### Input data
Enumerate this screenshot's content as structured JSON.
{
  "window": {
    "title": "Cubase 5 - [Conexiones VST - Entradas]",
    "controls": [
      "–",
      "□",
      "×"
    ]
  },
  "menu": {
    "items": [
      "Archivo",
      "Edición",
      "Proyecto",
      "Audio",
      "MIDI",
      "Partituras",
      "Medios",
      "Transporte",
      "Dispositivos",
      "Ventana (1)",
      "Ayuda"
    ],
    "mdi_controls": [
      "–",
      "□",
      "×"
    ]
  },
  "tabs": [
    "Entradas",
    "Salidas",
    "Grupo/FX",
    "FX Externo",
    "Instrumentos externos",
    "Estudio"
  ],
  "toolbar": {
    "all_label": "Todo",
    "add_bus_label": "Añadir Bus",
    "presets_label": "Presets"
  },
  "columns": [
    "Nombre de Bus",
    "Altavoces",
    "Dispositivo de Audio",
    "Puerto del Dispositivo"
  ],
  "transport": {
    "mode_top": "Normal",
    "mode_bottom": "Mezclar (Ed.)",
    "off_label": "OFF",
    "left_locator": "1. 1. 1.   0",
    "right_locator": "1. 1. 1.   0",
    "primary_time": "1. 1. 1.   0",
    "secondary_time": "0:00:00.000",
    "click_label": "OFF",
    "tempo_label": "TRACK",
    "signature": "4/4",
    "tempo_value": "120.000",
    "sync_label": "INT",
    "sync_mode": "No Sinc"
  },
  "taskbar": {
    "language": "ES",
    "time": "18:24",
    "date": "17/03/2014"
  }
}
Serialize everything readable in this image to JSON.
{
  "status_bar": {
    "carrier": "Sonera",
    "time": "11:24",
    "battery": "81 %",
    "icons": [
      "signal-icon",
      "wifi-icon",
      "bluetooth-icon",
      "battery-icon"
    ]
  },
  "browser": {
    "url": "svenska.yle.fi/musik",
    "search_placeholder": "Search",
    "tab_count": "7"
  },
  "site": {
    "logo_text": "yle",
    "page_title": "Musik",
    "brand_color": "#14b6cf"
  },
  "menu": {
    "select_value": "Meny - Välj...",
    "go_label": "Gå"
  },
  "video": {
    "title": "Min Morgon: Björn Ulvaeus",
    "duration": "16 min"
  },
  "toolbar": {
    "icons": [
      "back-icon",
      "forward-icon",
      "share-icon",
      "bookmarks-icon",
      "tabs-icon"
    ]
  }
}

...

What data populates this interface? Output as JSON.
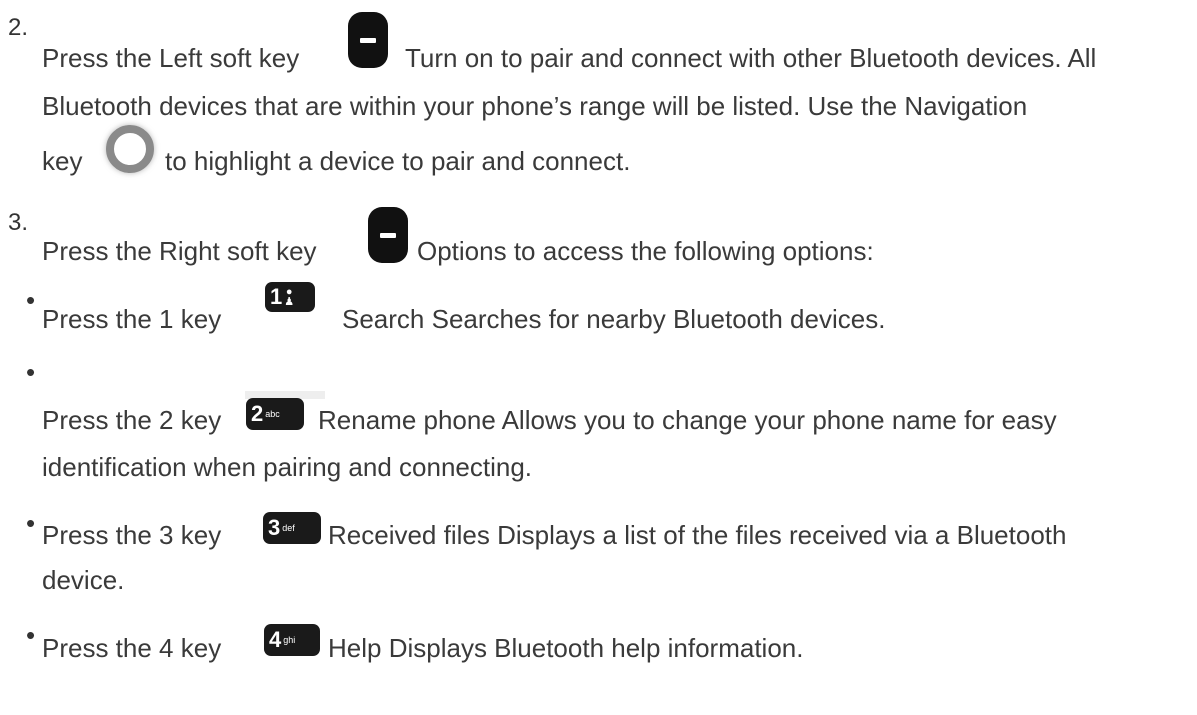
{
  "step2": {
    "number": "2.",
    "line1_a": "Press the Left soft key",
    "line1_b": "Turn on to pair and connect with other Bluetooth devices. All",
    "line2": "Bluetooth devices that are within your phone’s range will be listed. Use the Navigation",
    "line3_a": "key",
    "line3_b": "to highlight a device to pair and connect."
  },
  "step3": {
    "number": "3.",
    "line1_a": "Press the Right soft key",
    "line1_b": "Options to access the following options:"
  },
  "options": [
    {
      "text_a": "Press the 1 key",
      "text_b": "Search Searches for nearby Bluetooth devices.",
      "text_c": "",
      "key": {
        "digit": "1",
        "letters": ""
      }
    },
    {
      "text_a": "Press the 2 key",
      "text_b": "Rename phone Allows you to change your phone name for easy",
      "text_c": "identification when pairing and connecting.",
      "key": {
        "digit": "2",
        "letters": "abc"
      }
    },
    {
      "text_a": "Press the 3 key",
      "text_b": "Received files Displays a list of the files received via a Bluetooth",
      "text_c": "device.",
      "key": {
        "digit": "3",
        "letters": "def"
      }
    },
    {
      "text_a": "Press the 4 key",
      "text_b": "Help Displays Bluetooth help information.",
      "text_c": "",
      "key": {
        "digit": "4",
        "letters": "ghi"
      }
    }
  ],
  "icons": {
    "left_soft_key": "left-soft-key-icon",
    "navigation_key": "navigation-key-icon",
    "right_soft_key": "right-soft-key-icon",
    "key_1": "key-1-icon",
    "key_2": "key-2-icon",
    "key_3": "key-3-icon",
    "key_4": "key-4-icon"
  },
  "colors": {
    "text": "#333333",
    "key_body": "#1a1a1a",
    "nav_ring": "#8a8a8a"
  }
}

--

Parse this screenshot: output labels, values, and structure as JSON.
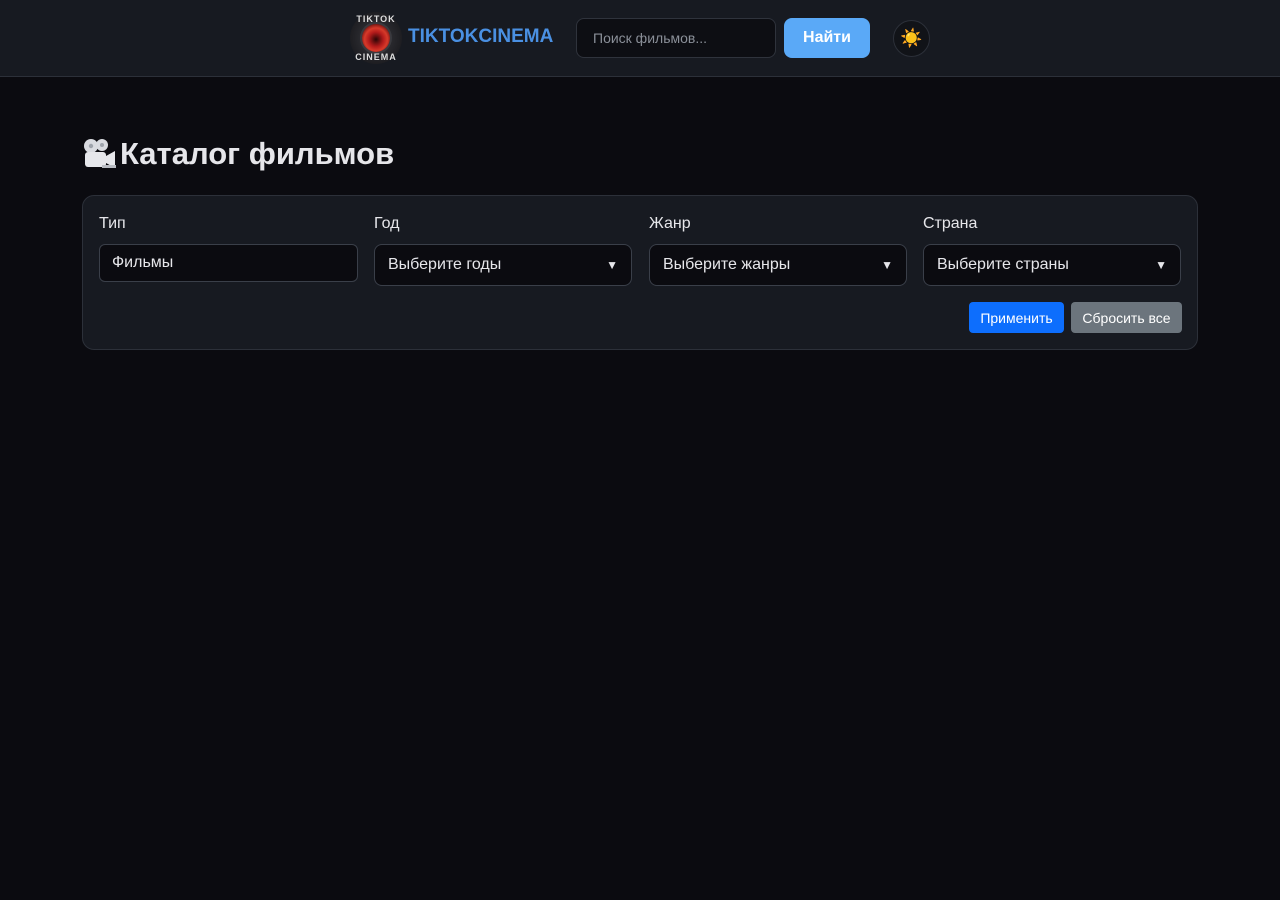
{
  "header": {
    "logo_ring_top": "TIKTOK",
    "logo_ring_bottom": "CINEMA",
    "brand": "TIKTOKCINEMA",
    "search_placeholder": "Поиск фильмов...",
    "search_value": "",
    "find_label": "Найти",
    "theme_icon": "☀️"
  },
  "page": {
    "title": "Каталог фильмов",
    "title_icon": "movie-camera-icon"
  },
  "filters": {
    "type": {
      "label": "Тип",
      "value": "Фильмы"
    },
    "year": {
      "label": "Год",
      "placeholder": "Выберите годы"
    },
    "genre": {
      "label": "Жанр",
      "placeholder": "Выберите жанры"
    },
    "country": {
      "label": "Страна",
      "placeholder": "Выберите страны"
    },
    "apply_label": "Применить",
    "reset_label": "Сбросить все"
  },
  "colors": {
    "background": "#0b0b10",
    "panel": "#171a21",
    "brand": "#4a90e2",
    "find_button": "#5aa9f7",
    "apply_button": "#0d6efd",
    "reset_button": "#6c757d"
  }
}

### What you should do
Copy out all lines from the material above that contain the string "screenshot".

### Task response
Enumerate this screenshot's content as structured JSON.
Parse this screenshot: output labels, values, and structure as JSON.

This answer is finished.